**EXERCISE GOAL:**
Answer these from the comment thread:
(a) Which preserve does StickyCarpet suggest for the New York City/L.I. area?
(b) Where did blackankh move after leaving Utah at 18?
(c) In the last comment, what two reasons are given for the state being extra beautiful this season?

**EXTRACT TO READ:**
=-=-=

If you are going to Fall, well this is the place...

Ha, I just picked up on that. "This is the place" indeed!
posted by gurple at 10:41 AM on October 5, 2005


If you are looking to fall in the New York City/ L.I. area, check out Welwyn Preserve, (sorry no pictures).
posted by StickyCarpet at 10:55 AM on October 5, 2005


I'm a Utah escapee also, escaped when I was 18 to Portland Oregon. I would have to agree with my fellow escapee's that the nature is nice, but the people have social issues. It was refreshing to join the real world when I moved out, the culture of Utah is unreal, and unsympathetic to humankind. I could spend months typing up things about what is wrong with the place, but I will leave it at this, if you really care about someone, don't let them live there. It takes both hands to count the number of friends I have that stayed that have commited suicide since adulthood in that place.
posted by blackankh at 11:38 AM on October 5, 2005


I'd never viewed bigotry as a conservation tool before.
posted by rhymer at 11:44 AM on October 5, 2005


In another post about phantom signs, there were a couple of Utah ex-pats. I had just looked at these photos. This state is extra beautiful this season, since we somewhat have stepped out of a lengthy drought, and the leaves have a lot of sugar to make colors with.

I work to keep Utah's agricultural lands, in agriculture rather than tract homes, and the farmers up here struggle to get progeny interested in farming. I have interviewed many people in this area regarding these matters. I posted someone elses pics of the area, rather than my own.

=-=-=

**RECORD EXCERPTS:**
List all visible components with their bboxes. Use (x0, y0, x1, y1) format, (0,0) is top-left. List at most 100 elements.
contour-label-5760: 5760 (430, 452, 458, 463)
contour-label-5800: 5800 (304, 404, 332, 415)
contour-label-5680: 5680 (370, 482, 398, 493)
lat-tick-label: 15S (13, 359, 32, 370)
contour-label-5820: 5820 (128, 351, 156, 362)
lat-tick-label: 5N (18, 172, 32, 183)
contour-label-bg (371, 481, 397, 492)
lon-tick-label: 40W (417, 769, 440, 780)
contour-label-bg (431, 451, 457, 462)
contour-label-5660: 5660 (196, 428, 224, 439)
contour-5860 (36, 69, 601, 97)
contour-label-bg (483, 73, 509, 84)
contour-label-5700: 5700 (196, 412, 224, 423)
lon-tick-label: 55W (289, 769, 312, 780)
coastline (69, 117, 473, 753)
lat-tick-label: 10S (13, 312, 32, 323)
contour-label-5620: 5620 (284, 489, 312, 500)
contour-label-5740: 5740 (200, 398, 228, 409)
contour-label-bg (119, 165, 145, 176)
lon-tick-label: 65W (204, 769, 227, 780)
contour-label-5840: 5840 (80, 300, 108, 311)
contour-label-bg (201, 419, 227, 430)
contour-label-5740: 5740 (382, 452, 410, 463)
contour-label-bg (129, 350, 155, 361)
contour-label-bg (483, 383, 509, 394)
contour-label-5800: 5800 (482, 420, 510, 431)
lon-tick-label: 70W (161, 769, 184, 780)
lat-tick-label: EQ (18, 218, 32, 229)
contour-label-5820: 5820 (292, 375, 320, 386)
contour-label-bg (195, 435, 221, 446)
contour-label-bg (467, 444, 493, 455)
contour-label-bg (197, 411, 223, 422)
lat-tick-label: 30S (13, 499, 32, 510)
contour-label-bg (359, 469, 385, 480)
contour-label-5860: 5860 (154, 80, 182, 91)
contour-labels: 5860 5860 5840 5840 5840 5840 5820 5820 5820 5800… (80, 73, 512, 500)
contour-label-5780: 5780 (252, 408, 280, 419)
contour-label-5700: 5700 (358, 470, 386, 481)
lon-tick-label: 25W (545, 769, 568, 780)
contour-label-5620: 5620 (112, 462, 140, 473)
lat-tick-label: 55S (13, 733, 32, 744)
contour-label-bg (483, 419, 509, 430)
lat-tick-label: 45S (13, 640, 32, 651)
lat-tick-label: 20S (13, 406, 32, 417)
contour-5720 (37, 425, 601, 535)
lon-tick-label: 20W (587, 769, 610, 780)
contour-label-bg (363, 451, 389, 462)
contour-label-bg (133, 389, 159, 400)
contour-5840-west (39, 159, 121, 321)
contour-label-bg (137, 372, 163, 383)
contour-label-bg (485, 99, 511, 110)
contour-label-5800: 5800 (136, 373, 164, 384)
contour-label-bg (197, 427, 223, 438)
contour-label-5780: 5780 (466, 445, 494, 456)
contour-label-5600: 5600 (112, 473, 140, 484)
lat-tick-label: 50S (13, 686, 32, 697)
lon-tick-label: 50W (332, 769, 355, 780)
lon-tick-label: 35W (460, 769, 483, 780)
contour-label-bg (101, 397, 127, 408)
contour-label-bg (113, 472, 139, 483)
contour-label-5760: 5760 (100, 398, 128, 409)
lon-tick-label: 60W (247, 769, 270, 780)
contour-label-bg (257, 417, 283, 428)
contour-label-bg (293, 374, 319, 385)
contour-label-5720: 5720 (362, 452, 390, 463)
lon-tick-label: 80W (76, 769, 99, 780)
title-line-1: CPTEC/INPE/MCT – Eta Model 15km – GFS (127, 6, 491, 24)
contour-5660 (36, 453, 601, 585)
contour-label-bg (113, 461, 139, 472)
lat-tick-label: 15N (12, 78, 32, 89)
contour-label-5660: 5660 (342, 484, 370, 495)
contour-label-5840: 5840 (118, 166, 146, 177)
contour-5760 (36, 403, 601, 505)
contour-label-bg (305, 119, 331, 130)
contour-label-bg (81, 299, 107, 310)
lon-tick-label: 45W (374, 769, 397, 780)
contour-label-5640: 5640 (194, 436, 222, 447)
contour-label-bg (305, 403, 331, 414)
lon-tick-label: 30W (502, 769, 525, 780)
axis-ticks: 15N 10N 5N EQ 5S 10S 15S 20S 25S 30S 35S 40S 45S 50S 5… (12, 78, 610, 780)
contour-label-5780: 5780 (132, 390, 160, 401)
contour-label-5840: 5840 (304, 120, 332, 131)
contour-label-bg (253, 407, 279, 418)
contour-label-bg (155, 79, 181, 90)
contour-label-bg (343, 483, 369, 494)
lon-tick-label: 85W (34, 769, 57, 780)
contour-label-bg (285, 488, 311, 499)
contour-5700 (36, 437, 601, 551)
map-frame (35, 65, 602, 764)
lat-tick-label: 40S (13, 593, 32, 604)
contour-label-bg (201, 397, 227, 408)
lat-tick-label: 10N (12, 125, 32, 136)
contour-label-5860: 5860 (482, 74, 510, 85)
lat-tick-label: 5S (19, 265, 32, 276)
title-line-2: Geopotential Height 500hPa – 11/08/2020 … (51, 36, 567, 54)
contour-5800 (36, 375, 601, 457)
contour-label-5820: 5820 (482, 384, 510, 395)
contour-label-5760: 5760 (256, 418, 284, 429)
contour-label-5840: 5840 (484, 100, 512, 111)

=-=-=

**EXERCISE SOLUTION:**
(a) Welwyn Preserve.
(b) Portland, Oregon.
(c) The state has somewhat stepped out of a lengthy drought, and the leaves have a lot of sugar to make colors with.